--- Records about charts and figures ---
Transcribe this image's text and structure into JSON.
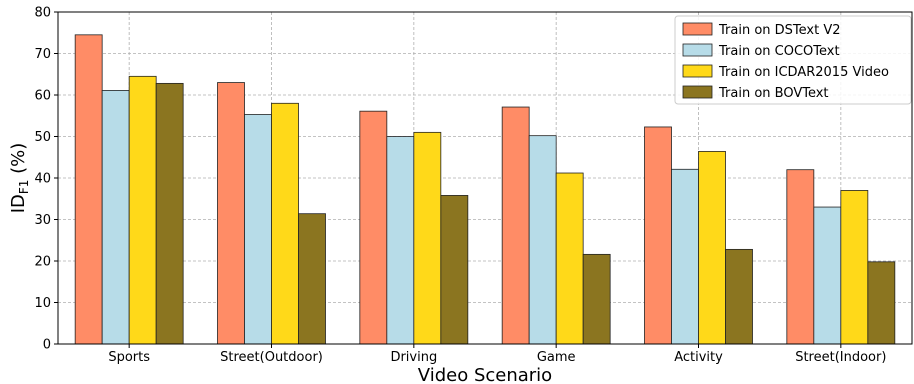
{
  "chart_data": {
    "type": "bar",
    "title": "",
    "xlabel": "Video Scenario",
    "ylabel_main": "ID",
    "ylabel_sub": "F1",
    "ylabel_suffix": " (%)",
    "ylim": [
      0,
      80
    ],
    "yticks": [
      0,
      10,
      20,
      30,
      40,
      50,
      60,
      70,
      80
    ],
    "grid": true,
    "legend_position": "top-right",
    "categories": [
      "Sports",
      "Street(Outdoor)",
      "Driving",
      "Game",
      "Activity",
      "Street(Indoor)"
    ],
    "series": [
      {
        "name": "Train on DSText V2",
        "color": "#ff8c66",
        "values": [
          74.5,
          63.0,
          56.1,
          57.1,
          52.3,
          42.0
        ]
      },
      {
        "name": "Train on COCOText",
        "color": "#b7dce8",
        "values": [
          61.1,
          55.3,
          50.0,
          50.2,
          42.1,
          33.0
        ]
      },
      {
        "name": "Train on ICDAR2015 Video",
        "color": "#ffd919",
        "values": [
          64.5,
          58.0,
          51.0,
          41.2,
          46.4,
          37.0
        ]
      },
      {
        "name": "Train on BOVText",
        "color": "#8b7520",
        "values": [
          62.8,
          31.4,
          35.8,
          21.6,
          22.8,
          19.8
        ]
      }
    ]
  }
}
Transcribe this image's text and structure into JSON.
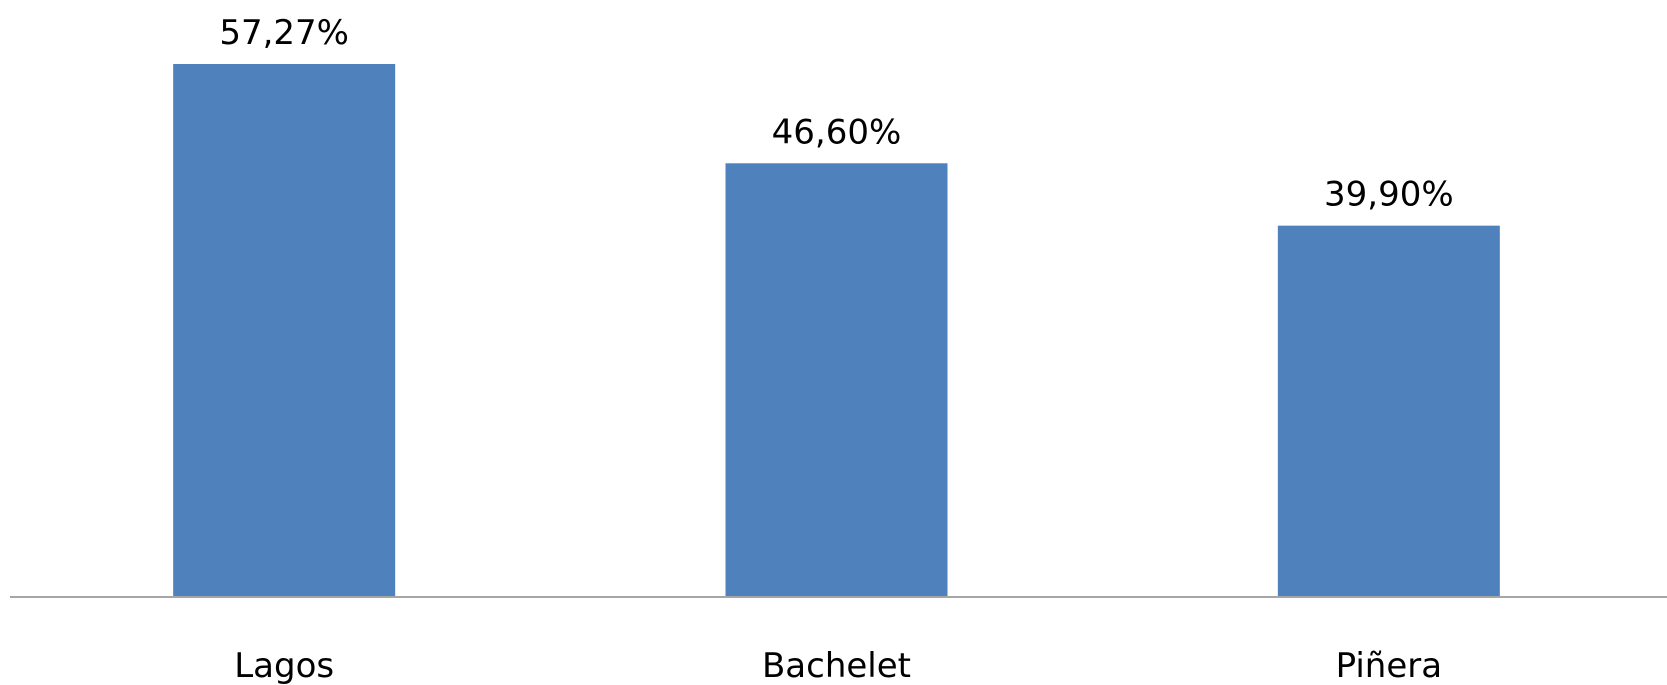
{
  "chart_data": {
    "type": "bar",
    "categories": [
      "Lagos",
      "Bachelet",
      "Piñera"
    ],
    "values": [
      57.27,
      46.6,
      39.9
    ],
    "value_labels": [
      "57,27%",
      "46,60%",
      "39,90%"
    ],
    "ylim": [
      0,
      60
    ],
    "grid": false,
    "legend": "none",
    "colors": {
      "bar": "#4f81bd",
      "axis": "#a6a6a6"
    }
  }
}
* * *
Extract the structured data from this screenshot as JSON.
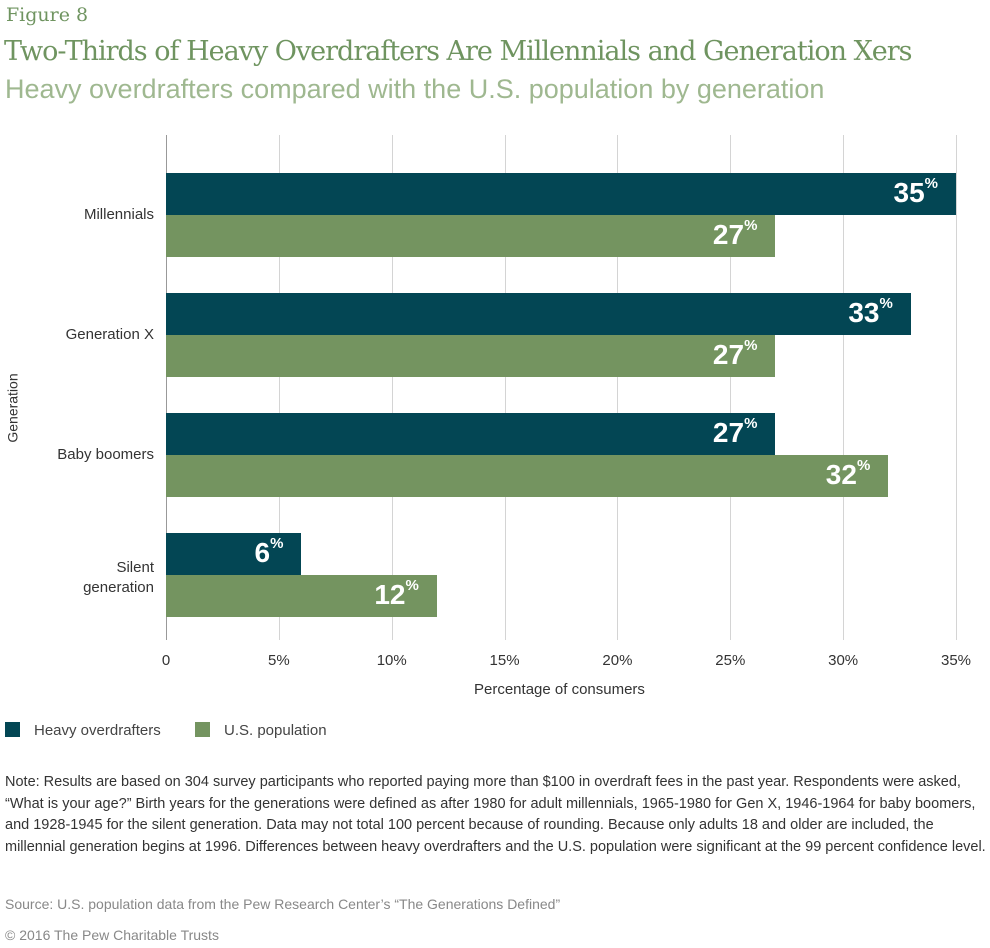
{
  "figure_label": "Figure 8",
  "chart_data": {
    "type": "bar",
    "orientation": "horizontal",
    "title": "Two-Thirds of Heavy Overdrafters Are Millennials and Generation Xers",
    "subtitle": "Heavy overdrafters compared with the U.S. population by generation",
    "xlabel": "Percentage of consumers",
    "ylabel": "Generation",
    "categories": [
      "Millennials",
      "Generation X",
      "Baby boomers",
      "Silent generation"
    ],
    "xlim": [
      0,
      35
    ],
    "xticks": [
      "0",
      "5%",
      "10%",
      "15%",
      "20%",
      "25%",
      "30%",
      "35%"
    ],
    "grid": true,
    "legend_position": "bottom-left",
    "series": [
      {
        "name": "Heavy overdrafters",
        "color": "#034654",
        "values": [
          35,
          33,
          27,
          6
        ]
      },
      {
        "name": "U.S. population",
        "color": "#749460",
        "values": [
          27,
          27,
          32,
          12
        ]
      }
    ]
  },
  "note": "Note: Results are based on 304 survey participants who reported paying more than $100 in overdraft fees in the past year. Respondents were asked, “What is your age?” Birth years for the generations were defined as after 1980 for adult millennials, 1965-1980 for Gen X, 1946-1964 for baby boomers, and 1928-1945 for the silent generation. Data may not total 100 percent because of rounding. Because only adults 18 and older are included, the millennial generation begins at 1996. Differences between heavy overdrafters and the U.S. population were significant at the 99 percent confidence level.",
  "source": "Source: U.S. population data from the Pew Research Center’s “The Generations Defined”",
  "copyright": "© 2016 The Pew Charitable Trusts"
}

--- Requirement ---
Provide only the number of lines in the entries that hold the word "from".

--- Written reply ---
2